### TASK OBJECTIVE
Find each line holding "host" and copy it out.

--------------------

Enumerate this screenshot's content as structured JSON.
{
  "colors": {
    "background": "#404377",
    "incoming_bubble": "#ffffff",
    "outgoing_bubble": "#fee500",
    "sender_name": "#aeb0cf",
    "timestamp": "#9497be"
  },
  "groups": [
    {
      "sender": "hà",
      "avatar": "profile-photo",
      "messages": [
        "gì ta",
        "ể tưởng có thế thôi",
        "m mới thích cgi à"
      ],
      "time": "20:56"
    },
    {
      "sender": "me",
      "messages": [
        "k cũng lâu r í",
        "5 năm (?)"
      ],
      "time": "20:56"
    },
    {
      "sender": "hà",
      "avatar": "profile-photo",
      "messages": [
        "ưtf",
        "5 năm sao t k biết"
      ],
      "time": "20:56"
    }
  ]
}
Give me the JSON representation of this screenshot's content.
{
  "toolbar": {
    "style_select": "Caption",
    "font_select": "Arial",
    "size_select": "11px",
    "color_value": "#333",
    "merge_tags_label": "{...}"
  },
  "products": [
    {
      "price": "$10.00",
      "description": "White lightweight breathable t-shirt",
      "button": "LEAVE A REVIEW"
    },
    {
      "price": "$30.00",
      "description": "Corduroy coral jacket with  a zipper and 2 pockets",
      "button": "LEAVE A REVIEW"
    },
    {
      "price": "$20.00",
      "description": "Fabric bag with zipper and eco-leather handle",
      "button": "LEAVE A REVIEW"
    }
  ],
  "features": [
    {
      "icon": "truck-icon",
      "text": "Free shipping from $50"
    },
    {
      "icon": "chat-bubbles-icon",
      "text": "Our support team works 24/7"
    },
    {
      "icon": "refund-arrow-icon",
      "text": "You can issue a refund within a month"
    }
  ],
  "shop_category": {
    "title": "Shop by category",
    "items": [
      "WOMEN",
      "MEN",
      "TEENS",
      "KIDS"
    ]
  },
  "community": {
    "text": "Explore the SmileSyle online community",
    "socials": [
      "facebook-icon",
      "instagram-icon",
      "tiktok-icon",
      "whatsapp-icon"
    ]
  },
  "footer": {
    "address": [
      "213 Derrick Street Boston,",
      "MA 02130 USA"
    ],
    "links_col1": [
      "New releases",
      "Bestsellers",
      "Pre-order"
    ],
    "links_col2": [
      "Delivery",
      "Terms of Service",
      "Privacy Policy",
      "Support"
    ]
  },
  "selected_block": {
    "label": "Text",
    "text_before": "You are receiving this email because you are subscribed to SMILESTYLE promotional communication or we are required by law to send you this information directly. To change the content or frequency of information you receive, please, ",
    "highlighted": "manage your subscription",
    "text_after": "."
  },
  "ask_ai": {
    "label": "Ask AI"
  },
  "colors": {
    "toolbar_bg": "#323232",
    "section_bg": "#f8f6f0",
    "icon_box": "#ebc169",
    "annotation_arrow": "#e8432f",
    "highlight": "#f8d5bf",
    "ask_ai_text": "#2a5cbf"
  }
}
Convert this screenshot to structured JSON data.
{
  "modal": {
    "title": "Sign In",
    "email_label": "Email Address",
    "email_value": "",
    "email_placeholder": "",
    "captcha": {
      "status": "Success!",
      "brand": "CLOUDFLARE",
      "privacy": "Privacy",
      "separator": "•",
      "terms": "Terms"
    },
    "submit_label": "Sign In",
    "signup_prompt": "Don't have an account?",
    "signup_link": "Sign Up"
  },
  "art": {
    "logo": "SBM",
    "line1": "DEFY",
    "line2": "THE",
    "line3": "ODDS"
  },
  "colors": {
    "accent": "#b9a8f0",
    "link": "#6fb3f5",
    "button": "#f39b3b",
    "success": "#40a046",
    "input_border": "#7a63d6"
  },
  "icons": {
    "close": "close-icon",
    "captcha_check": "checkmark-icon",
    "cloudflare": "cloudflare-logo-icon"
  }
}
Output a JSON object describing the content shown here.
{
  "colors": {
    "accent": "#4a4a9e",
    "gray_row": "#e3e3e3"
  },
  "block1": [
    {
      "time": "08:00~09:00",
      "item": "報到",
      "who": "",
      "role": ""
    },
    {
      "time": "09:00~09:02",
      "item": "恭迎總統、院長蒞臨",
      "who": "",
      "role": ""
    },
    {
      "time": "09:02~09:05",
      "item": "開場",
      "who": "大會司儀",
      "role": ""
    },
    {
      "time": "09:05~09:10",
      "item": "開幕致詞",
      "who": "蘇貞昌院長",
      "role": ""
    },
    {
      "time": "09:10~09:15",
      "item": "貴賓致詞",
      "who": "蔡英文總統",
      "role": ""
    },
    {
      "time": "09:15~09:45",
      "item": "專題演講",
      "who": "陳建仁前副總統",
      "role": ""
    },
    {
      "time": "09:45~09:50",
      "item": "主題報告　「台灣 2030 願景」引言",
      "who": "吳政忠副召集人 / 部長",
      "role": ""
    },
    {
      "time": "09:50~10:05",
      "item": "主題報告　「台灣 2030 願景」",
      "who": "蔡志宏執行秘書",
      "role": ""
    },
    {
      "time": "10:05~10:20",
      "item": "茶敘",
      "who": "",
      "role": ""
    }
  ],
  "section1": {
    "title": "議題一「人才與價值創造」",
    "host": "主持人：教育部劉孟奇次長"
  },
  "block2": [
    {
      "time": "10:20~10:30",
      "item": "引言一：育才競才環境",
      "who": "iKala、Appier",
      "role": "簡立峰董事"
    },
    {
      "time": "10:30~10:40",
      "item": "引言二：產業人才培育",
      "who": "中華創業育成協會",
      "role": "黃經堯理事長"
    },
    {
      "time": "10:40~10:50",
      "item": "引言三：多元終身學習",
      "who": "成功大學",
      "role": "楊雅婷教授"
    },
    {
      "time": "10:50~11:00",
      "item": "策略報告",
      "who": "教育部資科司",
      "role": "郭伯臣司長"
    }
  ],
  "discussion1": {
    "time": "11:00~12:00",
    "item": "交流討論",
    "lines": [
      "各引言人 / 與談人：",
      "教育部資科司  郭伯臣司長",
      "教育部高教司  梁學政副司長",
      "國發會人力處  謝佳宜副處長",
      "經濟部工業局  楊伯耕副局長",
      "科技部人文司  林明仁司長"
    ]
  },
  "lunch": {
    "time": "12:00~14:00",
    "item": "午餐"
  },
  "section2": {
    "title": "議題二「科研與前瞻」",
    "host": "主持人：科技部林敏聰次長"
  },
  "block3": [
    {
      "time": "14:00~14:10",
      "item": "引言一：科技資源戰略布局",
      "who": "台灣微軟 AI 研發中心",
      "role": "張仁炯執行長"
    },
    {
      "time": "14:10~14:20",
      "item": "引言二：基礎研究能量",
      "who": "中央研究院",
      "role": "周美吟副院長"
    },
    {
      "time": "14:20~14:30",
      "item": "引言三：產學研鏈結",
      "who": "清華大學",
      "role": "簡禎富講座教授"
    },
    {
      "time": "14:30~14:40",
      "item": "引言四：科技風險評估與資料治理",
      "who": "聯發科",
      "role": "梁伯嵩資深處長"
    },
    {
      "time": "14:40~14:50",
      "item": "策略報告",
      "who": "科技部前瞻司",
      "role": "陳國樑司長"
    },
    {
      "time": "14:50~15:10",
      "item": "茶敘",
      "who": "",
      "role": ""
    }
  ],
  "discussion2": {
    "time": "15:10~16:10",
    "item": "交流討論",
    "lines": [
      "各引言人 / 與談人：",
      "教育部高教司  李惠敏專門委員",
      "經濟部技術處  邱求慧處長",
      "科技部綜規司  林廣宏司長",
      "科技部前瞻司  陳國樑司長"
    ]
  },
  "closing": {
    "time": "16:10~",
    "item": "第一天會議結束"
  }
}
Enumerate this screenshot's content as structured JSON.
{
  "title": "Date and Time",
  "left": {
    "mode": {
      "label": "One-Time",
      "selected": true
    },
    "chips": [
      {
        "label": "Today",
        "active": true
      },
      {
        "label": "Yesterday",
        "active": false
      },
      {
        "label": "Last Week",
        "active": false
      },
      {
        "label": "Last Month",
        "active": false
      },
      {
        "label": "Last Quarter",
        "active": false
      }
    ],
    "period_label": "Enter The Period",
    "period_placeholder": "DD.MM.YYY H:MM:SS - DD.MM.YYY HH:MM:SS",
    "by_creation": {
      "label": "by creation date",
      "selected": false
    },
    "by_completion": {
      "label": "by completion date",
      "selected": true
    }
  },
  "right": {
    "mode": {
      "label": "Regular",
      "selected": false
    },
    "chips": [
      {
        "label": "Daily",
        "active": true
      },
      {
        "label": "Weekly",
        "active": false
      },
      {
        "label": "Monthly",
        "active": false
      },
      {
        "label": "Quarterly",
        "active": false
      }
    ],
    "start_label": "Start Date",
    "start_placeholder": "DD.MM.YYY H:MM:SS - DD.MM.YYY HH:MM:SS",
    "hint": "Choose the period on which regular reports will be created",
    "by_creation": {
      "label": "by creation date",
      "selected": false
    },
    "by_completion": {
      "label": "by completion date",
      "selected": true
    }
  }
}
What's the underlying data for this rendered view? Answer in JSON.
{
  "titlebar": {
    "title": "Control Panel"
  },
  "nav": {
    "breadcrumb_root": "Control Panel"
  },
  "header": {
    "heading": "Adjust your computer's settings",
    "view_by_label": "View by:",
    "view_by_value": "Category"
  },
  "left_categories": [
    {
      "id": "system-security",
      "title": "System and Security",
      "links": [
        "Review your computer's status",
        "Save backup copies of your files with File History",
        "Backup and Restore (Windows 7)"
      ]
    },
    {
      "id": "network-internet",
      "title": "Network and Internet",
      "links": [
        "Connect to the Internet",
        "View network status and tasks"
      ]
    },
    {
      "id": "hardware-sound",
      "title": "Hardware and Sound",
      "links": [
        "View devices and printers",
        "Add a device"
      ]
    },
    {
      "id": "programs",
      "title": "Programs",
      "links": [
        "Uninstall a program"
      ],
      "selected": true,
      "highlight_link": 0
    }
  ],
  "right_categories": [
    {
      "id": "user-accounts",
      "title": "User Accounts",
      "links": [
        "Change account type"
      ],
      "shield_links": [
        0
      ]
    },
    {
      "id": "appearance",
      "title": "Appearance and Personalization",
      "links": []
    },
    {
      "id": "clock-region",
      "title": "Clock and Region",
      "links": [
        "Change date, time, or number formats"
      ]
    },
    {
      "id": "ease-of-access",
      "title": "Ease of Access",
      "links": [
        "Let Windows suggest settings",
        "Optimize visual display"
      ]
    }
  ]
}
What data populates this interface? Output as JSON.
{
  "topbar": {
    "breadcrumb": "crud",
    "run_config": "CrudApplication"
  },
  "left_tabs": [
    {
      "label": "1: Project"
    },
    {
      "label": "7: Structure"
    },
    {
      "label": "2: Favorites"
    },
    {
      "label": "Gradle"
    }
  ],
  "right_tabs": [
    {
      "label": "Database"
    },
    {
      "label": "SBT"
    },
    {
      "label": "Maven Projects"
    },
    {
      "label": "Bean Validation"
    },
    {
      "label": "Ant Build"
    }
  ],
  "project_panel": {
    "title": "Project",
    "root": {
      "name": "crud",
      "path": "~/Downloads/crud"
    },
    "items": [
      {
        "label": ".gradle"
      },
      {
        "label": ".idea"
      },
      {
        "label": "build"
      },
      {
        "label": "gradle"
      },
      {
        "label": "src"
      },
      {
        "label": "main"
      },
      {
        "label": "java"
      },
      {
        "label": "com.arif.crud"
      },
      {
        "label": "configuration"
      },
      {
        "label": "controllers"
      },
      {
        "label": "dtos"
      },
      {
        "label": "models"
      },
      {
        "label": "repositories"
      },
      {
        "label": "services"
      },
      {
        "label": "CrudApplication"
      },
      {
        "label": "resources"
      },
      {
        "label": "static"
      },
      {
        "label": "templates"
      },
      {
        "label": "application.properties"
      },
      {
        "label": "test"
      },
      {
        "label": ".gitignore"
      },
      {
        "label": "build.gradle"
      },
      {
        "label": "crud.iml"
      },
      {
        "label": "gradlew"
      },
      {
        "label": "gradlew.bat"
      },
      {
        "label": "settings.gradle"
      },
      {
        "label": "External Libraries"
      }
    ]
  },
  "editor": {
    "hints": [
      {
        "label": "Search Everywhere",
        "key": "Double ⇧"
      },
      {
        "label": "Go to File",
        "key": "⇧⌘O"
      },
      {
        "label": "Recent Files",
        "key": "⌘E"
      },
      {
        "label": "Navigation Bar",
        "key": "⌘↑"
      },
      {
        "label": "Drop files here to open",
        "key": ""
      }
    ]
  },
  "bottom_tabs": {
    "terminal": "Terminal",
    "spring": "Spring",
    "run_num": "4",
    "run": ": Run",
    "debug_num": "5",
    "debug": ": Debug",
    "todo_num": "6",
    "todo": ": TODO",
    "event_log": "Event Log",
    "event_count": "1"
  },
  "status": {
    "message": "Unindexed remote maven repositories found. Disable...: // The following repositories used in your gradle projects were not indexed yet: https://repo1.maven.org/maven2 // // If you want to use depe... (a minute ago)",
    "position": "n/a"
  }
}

--------------------

### ANSWER TO THIS PROBLEM
    "host": "主持人：教育部劉孟奇次長"
    "host": "主持人：科技部林敏聰次長"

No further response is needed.